◆ **THE INPUT**
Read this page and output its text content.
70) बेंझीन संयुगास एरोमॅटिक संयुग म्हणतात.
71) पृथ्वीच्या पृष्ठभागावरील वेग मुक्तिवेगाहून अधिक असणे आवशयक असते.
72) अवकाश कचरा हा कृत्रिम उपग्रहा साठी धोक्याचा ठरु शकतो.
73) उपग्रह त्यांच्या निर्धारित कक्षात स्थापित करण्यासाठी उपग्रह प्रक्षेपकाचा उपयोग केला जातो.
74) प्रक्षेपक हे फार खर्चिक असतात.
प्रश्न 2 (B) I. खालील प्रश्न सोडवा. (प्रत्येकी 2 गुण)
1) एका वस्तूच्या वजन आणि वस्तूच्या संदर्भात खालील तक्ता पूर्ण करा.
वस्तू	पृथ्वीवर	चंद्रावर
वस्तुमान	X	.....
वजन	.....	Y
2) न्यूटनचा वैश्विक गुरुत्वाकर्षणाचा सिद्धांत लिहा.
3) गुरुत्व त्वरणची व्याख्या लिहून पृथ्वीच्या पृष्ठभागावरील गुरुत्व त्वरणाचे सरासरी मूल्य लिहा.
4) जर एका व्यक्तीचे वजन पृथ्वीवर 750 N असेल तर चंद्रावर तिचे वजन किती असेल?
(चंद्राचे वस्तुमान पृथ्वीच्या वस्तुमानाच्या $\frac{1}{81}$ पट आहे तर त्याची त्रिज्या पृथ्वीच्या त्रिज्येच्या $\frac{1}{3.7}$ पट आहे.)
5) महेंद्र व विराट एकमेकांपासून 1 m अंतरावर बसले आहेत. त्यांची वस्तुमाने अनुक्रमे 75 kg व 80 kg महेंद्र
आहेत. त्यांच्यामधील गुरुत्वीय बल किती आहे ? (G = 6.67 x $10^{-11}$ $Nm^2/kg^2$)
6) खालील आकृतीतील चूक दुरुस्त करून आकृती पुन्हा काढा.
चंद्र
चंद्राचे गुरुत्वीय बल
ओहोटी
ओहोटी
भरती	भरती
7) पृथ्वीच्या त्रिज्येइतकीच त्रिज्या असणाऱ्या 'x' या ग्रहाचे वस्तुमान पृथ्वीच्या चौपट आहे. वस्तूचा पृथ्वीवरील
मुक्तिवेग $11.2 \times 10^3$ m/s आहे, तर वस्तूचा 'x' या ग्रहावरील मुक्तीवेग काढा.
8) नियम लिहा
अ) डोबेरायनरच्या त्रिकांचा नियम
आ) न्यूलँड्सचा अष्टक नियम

◆ **WHAT IS REQUIRED**
Would you give the material above again, complete and exact?

◆ **RESULT OF THIS TASK**
Read this page and output its text content.
70) बेंझीन संयुगास एरोमॅटिक संयुग म्हणतात.
71) पृथ्वीच्या पृष्ठभागावरील वेग मुक्तिवेगाहून अधिक असणे आवशयक असते.
72) अवकाश कचरा हा कृत्रिम उपग्रहा साठी धोक्याचा ठरु शकतो.
73) उपग्रह त्यांच्या निर्धारित कक्षात स्थापित करण्यासाठी उपग्रह प्रक्षेपकाचा उपयोग केला जातो.
74) प्रक्षेपक हे फार खर्चिक असतात.
प्रश्न 2 (B) I. खालील प्रश्न सोडवा. (प्रत्येकी 2 गुण)
1) एका वस्तूच्या वजन आणि वस्तूच्या संदर्भात खालील तक्ता पूर्ण करा.
वस्तू	पृथ्वीवर	चंद्रावर
वस्तुमान	X	.....
वजन	.....	Y
2) न्यूटनचा वैश्विक गुरुत्वाकर्षणाचा सिद्धांत लिहा.
3) गुरुत्व त्वरणची व्याख्या लिहून पृथ्वीच्या पृष्ठभागावरील गुरुत्व त्वरणाचे सरासरी मूल्य लिहा.
4) जर एका व्यक्तीचे वजन पृथ्वीवर 750 N असेल तर चंद्रावर तिचे वजन किती असेल?
(चंद्राचे वस्तुमान पृथ्वीच्या वस्तुमानाच्या $\frac{1}{81}$ पट आहे तर त्याची त्रिज्या पृथ्वीच्या त्रिज्येच्या $\frac{1}{3.7}$ पट आहे.)
5) महेंद्र व विराट एकमेकांपासून 1 m अंतरावर बसले आहेत. त्यांची वस्तुमाने अनुक्रमे 75 kg व 80 kg महेंद्र
आहेत. त्यांच्यामधील गुरुत्वीय बल किती आहे ? (G = 6.67 x $10^{-11}$ $Nm^2/kg^2$)
6) खालील आकृतीतील चूक दुरुस्त करून आकृती पुन्हा काढा.
चंद्र
चंद्राचे गुरुत्वीय बल
ओहोटी
ओहोटी
भरती	भरती
7) पृथ्वीच्या त्रिज्येइतकीच त्रिज्या असणाऱ्या 'x' या ग्रहाचे वस्तुमान पृथ्वीच्या चौपट आहे. वस्तूचा पृथ्वीवरील
मुक्तिवेग $11.2 \times 10^3$ m/s आहे, तर वस्तूचा 'x' या ग्रहावरील मुक्तीवेग काढा.
8) नियम लिहा
अ) डोबेरायनरच्या त्रिकांचा नियम
आ) न्यूलँड्सचा अष्टक नियम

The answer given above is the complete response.